■ **Data**
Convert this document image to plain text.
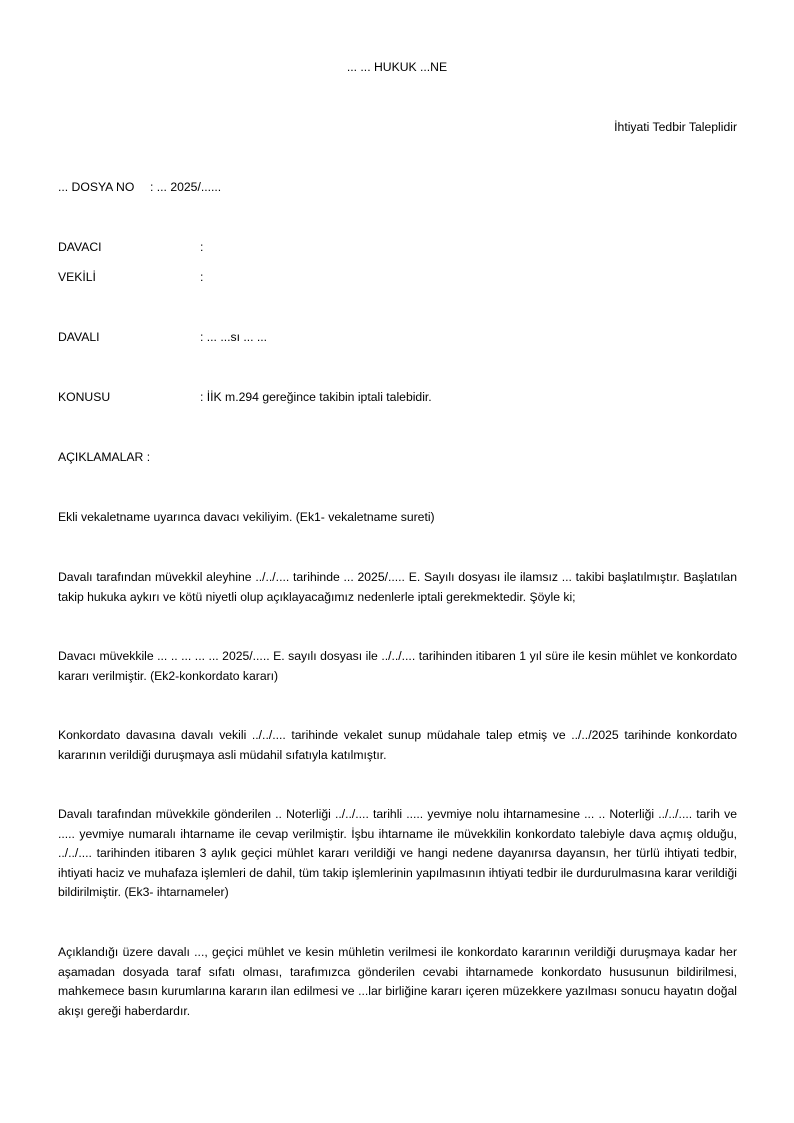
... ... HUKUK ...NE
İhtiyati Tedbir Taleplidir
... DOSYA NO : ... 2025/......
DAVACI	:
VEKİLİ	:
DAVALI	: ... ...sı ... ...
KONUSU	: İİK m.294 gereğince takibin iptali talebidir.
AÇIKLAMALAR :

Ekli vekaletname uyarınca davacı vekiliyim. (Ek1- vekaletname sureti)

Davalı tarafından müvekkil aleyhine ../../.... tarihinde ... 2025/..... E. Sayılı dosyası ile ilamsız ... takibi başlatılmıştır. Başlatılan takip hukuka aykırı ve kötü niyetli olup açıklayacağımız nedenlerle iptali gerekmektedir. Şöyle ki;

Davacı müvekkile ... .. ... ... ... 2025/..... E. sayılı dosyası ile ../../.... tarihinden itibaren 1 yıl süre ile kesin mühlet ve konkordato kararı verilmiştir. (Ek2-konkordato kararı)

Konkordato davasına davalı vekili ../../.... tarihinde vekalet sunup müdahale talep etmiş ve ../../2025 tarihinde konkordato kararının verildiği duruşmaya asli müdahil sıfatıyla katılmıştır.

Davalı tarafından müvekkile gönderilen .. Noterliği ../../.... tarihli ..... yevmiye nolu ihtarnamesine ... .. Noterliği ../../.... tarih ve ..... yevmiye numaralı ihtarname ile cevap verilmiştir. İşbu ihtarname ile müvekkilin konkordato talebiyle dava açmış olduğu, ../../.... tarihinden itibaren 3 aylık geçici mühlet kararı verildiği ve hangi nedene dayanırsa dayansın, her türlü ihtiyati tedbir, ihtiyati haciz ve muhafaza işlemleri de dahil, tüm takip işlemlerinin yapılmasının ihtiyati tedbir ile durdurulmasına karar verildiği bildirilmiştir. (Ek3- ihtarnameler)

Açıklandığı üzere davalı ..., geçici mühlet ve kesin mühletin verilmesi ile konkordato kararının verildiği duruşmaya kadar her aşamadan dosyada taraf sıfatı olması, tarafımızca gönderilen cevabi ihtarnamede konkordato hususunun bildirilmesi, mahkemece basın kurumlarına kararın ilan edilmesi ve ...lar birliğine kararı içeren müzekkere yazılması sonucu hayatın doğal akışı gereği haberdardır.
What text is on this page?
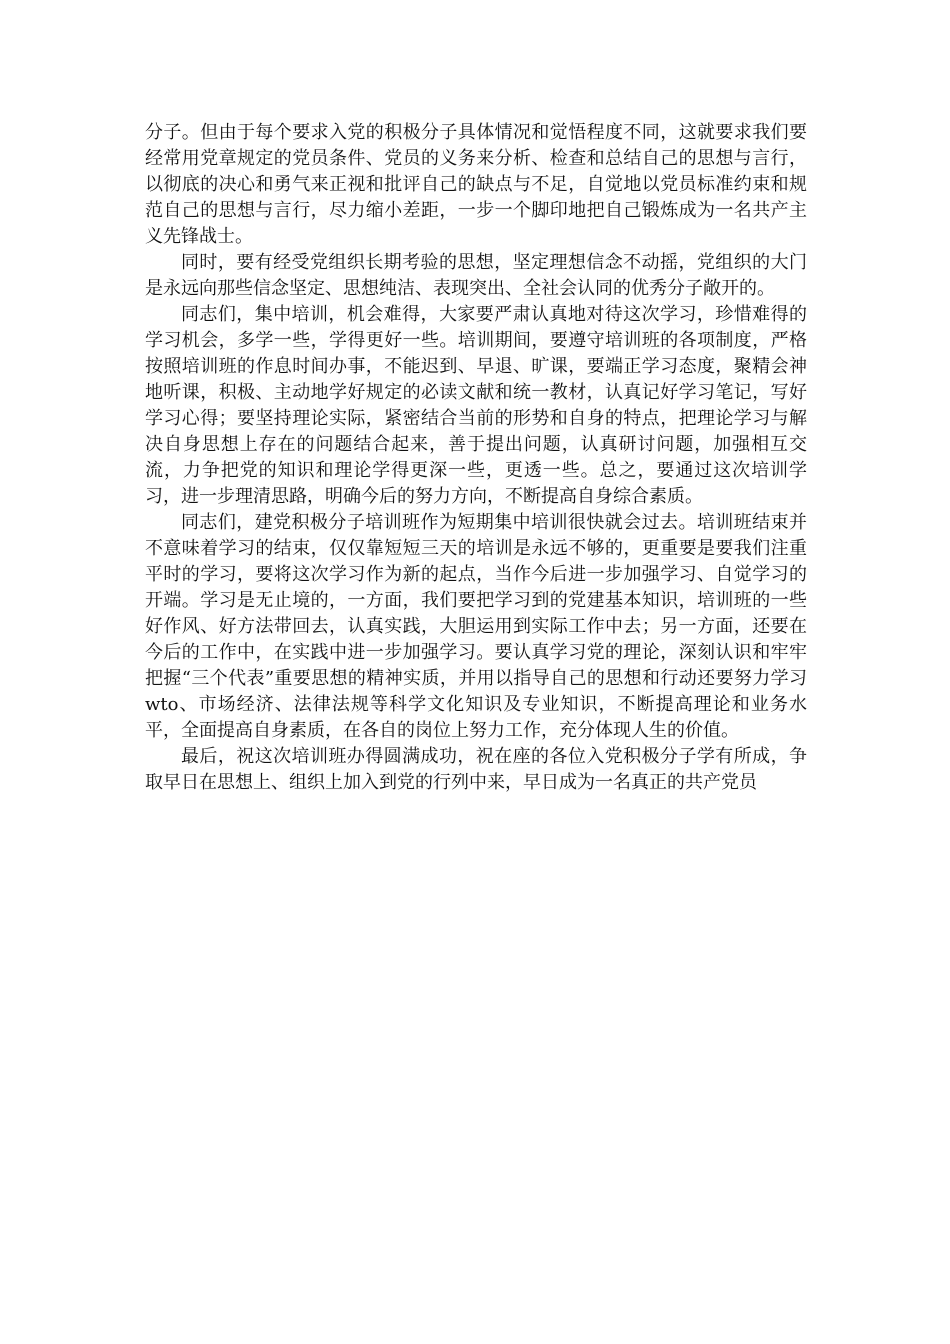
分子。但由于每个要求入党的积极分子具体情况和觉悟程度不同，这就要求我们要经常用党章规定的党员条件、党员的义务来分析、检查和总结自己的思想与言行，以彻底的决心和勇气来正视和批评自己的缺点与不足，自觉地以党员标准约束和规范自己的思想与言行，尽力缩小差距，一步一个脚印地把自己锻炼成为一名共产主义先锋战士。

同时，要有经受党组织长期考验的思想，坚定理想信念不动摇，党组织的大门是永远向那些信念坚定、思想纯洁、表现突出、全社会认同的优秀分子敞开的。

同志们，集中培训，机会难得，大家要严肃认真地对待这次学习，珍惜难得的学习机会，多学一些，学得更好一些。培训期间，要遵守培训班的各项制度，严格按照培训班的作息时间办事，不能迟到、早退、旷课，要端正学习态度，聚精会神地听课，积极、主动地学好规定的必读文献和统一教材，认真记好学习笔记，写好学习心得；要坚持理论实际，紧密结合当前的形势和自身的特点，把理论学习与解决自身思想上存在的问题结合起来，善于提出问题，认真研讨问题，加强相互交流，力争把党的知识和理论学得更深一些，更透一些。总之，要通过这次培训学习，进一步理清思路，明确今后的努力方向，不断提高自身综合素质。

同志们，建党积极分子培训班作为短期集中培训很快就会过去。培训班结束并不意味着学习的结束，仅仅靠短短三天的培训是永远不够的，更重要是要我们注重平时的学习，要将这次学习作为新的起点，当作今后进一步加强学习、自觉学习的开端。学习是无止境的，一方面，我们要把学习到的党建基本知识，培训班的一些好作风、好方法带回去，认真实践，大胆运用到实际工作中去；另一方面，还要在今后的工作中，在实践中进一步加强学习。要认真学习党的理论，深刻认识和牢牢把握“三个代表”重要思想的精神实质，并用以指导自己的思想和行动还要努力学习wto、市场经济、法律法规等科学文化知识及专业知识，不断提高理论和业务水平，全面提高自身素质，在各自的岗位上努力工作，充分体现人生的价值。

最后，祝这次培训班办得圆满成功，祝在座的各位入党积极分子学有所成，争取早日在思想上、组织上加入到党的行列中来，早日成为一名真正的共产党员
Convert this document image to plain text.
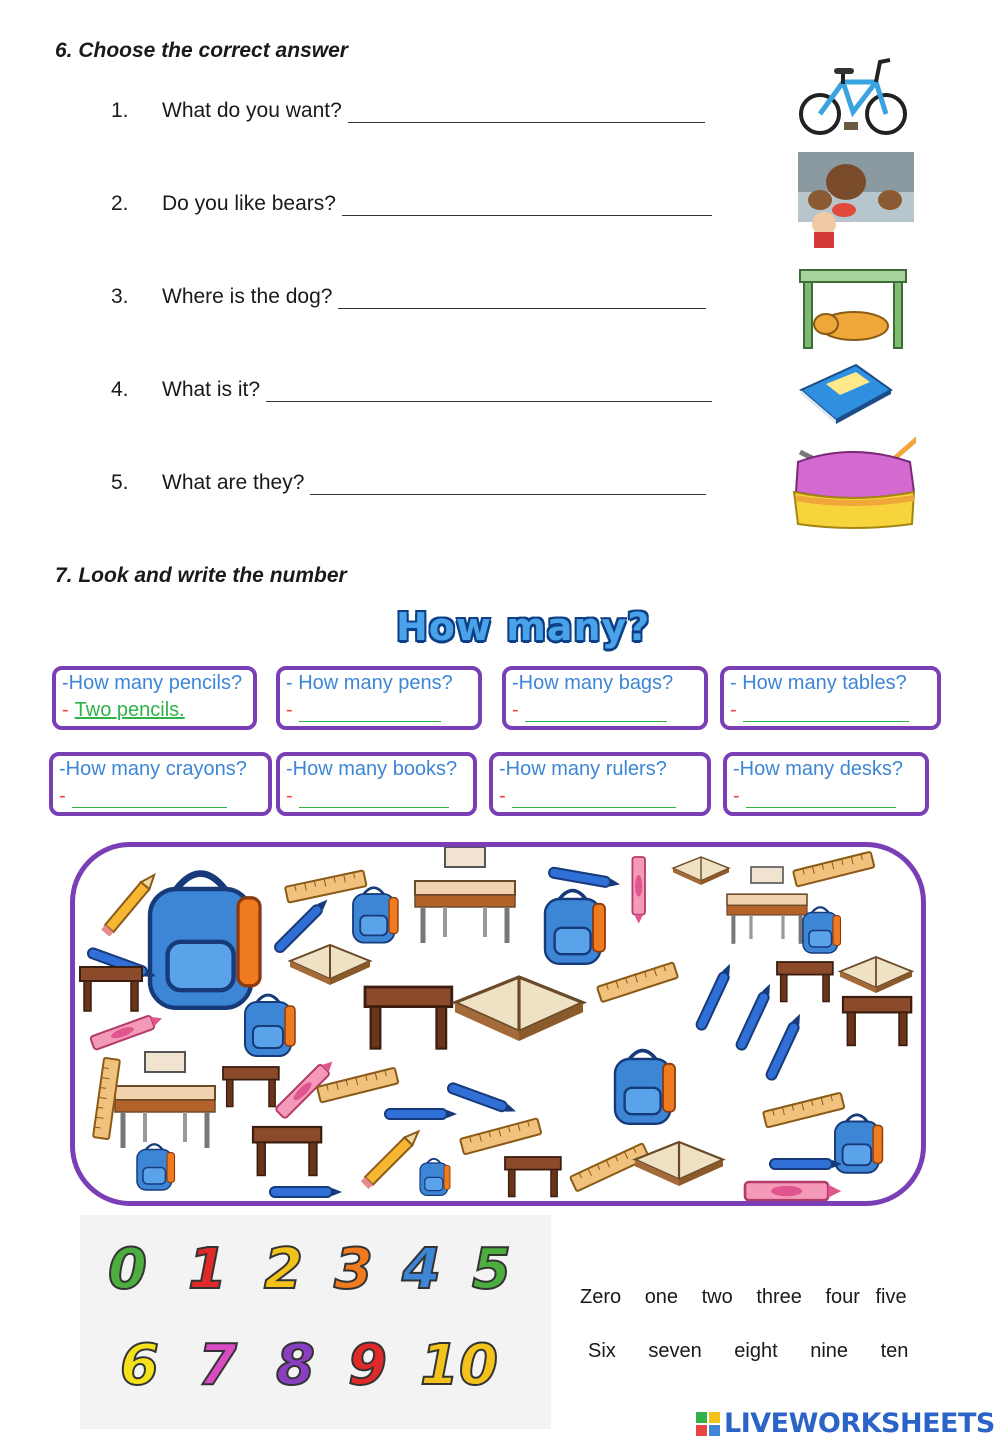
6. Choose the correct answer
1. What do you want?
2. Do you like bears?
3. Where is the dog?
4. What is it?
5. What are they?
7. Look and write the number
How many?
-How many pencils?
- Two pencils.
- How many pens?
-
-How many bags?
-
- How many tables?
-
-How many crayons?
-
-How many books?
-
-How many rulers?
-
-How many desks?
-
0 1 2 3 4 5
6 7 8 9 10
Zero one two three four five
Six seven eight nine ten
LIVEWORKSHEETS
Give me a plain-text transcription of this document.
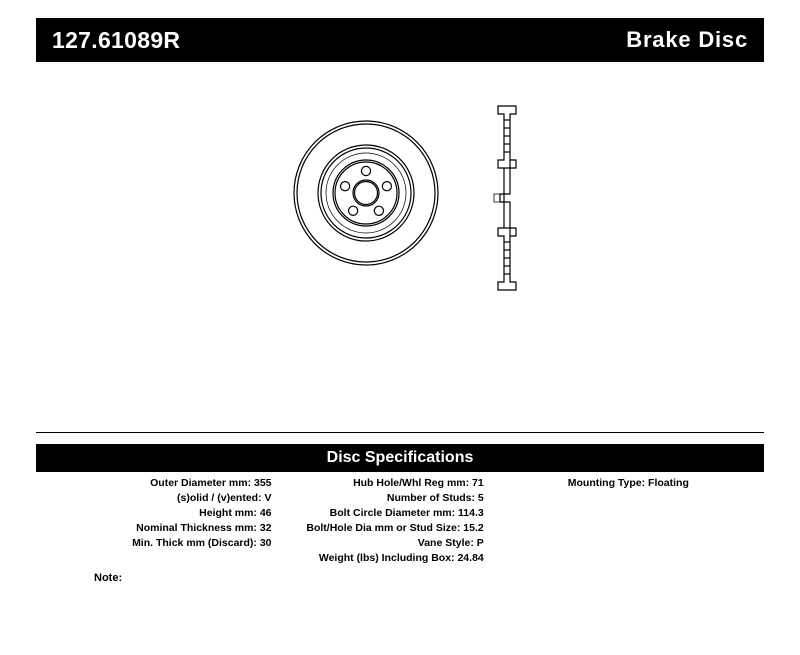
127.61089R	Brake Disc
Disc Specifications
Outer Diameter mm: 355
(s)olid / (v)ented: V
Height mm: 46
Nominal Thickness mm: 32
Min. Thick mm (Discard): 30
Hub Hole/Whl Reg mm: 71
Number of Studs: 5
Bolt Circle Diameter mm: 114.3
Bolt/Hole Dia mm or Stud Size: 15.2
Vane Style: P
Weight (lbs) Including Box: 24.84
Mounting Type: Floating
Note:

■ **What the task asks**
Copy out all the data exactly; skip the pictures.

■ **Result of this task**
Convert this document image to plain text.
... ... HUKUK ...NE
İhtiyati Tedbir Taleplidir
... DOSYA NO : ... 2025/......
DAVACI	:
VEKİLİ	:
DAVALI	: ... ...sı ... ...
KONUSU	: İİK m.294 gereğince takibin iptali talebidir.
AÇIKLAMALAR :

Ekli vekaletname uyarınca davacı vekiliyim. (Ek1- vekaletname sureti)

Davalı tarafından müvekkil aleyhine ../../.... tarihinde ... 2025/..... E. Sayılı dosyası ile ilamsız ... takibi başlatılmıştır. Başlatılan takip hukuka aykırı ve kötü niyetli olup açıklayacağımız nedenlerle iptali gerekmektedir. Şöyle ki;

Davacı müvekkile ... .. ... ... ... 2025/..... E. sayılı dosyası ile ../../.... tarihinden itibaren 1 yıl süre ile kesin mühlet ve konkordato kararı verilmiştir. (Ek2-konkordato kararı)

Konkordato davasına davalı vekili ../../.... tarihinde vekalet sunup müdahale talep etmiş ve ../../2025 tarihinde konkordato kararının verildiği duruşmaya asli müdahil sıfatıyla katılmıştır.

Davalı tarafından müvekkile gönderilen .. Noterliği ../../.... tarihli ..... yevmiye nolu ihtarnamesine ... .. Noterliği ../../.... tarih ve ..... yevmiye numaralı ihtarname ile cevap verilmiştir. İşbu ihtarname ile müvekkilin konkordato talebiyle dava açmış olduğu, ../../.... tarihinden itibaren 3 aylık geçici mühlet kararı verildiği ve hangi nedene dayanırsa dayansın, her türlü ihtiyati tedbir, ihtiyati haciz ve muhafaza işlemleri de dahil, tüm takip işlemlerinin yapılmasının ihtiyati tedbir ile durdurulmasına karar verildiği bildirilmiştir. (Ek3- ihtarnameler)

Açıklandığı üzere davalı ..., geçici mühlet ve kesin mühletin verilmesi ile konkordato kararının verildiği duruşmaya kadar her aşamadan dosyada taraf sıfatı olması, tarafımızca gönderilen cevabi ihtarnamede konkordato hususunun bildirilmesi, mahkemece basın kurumlarına kararın ilan edilmesi ve ...lar birliğine kararı içeren müzekkere yazılması sonucu hayatın doğal akışı gereği haberdardır.
What text is on this page?
分子。但由于每个要求入党的积极分子具体情况和觉悟程度不同，这就要求我们要经常用党章规定的党员条件、党员的义务来分析、检查和总结自己的思想与言行，以彻底的决心和勇气来正视和批评自己的缺点与不足，自觉地以党员标准约束和规范自己的思想与言行，尽力缩小差距，一步一个脚印地把自己锻炼成为一名共产主义先锋战士。

同时，要有经受党组织长期考验的思想，坚定理想信念不动摇，党组织的大门是永远向那些信念坚定、思想纯洁、表现突出、全社会认同的优秀分子敞开的。

同志们，集中培训，机会难得，大家要严肃认真地对待这次学习，珍惜难得的学习机会，多学一些，学得更好一些。培训期间，要遵守培训班的各项制度，严格按照培训班的作息时间办事，不能迟到、早退、旷课，要端正学习态度，聚精会神地听课，积极、主动地学好规定的必读文献和统一教材，认真记好学习笔记，写好学习心得；要坚持理论实际，紧密结合当前的形势和自身的特点，把理论学习与解决自身思想上存在的问题结合起来，善于提出问题，认真研讨问题，加强相互交流，力争把党的知识和理论学得更深一些，更透一些。总之，要通过这次培训学习，进一步理清思路，明确今后的努力方向，不断提高自身综合素质。

同志们，建党积极分子培训班作为短期集中培训很快就会过去。培训班结束并不意味着学习的结束，仅仅靠短短三天的培训是永远不够的，更重要是要我们注重平时的学习，要将这次学习作为新的起点，当作今后进一步加强学习、自觉学习的开端。学习是无止境的，一方面，我们要把学习到的党建基本知识，培训班的一些好作风、好方法带回去，认真实践，大胆运用到实际工作中去；另一方面，还要在今后的工作中，在实践中进一步加强学习。要认真学习党的理论，深刻认识和牢牢把握“三个代表”重要思想的精神实质，并用以指导自己的思想和行动还要努力学习wto、市场经济、法律法规等科学文化知识及专业知识，不断提高理论和业务水平，全面提高自身素质，在各自的岗位上努力工作，充分体现人生的价值。

最后，祝这次培训班办得圆满成功，祝在座的各位入党积极分子学有所成，争取早日在思想上、组织上加入到党的行列中来，早日成为一名真正的共产党员
Convert this document image to plain text.
6. Choose the correct answer
1. What do you want?
2. Do you like bears?
3. Where is the dog?
4. What is it?
5. What are they?
7. Look and write the number
How many?
-How many pencils?
- Two pencils.
- How many pens?
-
-How many bags?
-
- How many tables?
-
-How many crayons?
-
-How many books?
-
-How many rulers?
-
-How many desks?
-
0 1 2 3 4 5
6 7 8 9 10
Zero one two three four five
Six seven eight nine ten
LIVEWORKSHEETS
Give me a plain-text transcription of this document.
127.61089R	Brake Disc
Disc Specifications
Outer Diameter mm: 355
(s)olid / (v)ented: V
Height mm: 46
Nominal Thickness mm: 32
Min. Thick mm (Discard): 30
Hub Hole/Whl Reg mm: 71
Number of Studs: 5
Bolt Circle Diameter mm: 114.3
Bolt/Hole Dia mm or Stud Size: 15.2
Vane Style: P
Weight (lbs) Including Box: 24.84
Mounting Type: Floating
Note:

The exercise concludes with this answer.